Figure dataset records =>

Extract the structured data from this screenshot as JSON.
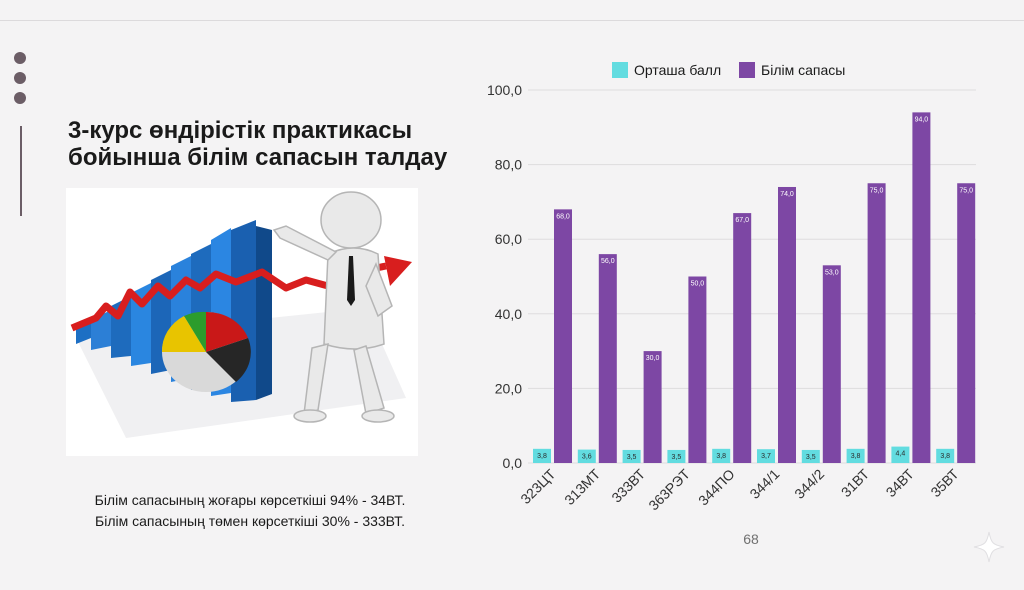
{
  "slide": {
    "title": "3-курс өндірістік практикасы бойынша білім сапасын талдау",
    "caption_lines": [
      "Білім сапасының жоғары көрсеткіші 94% - 34ВТ.",
      "Білім сапасының төмен көрсеткіші 30% - 333ВТ."
    ],
    "page_number": "68"
  },
  "colors": {
    "series1": "#62dce0",
    "series2": "#7d47a4",
    "grid": "#dedcde",
    "accent_dark": "#6b5d66"
  },
  "illustration": {
    "name": "business-growth-chart-figure"
  },
  "chart_data": {
    "type": "bar",
    "categories": [
      "323ЦТ",
      "313МТ",
      "333ВТ",
      "363РЭТ",
      "344ПО",
      "344/1",
      "344/2",
      "31ВТ",
      "34ВТ",
      "35ВТ"
    ],
    "series": [
      {
        "name": "Орташа балл",
        "values": [
          3.8,
          3.6,
          3.5,
          3.5,
          3.8,
          3.7,
          3.5,
          3.8,
          4.4,
          3.8
        ],
        "labels": [
          "3,8",
          "3,6",
          "3,5",
          "3,5",
          "3,8",
          "3,7",
          "3,5",
          "3,8",
          "4,4",
          "3,8"
        ]
      },
      {
        "name": "Білім сапасы",
        "values": [
          68,
          56,
          30,
          50,
          67,
          74,
          53,
          75,
          94,
          75
        ],
        "labels": [
          "68,0",
          "56,0",
          "30,0",
          "50,0",
          "67,0",
          "74,0",
          "53,0",
          "75,0",
          "94,0",
          "75,0"
        ]
      }
    ],
    "ylim": [
      0,
      100
    ],
    "yticks": [
      "0,0",
      "20,0",
      "40,0",
      "60,0",
      "80,0",
      "100,0"
    ],
    "legend": "top",
    "grid": true
  }
}
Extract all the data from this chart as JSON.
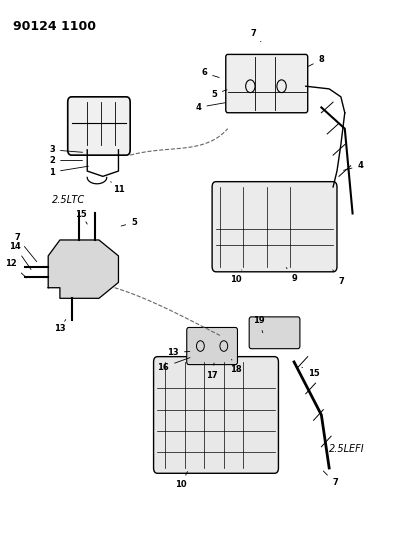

STATED GOAL =>
Write out the entries above verbatim; the pictures do not belong in your copy.

TASK ANSWER =>
Extract the structured data from this screenshot as JSON.
{
  "slide": {
    "title": "3-курс өндірістік практикасы бойынша білім сапасын талдау",
    "caption_lines": [
      "Білім сапасының жоғары көрсеткіші 94% - 34ВТ.",
      "Білім сапасының төмен көрсеткіші 30% - 333ВТ."
    ],
    "page_number": "68"
  },
  "colors": {
    "series1": "#62dce0",
    "series2": "#7d47a4",
    "grid": "#dedcde",
    "accent_dark": "#6b5d66"
  },
  "illustration": {
    "name": "business-growth-chart-figure"
  },
  "chart_data": {
    "type": "bar",
    "categories": [
      "323ЦТ",
      "313МТ",
      "333ВТ",
      "363РЭТ",
      "344ПО",
      "344/1",
      "344/2",
      "31ВТ",
      "34ВТ",
      "35ВТ"
    ],
    "series": [
      {
        "name": "Орташа балл",
        "values": [
          3.8,
          3.6,
          3.5,
          3.5,
          3.8,
          3.7,
          3.5,
          3.8,
          4.4,
          3.8
        ],
        "labels": [
          "3,8",
          "3,6",
          "3,5",
          "3,5",
          "3,8",
          "3,7",
          "3,5",
          "3,8",
          "4,4",
          "3,8"
        ]
      },
      {
        "name": "Білім сапасы",
        "values": [
          68,
          56,
          30,
          50,
          67,
          74,
          53,
          75,
          94,
          75
        ],
        "labels": [
          "68,0",
          "56,0",
          "30,0",
          "50,0",
          "67,0",
          "74,0",
          "53,0",
          "75,0",
          "94,0",
          "75,0"
        ]
      }
    ],
    "ylim": [
      0,
      100
    ],
    "yticks": [
      "0,0",
      "20,0",
      "40,0",
      "60,0",
      "80,0",
      "100,0"
    ],
    "legend": "top",
    "grid": true
  }
}
Extract all the data from this chart as JSON.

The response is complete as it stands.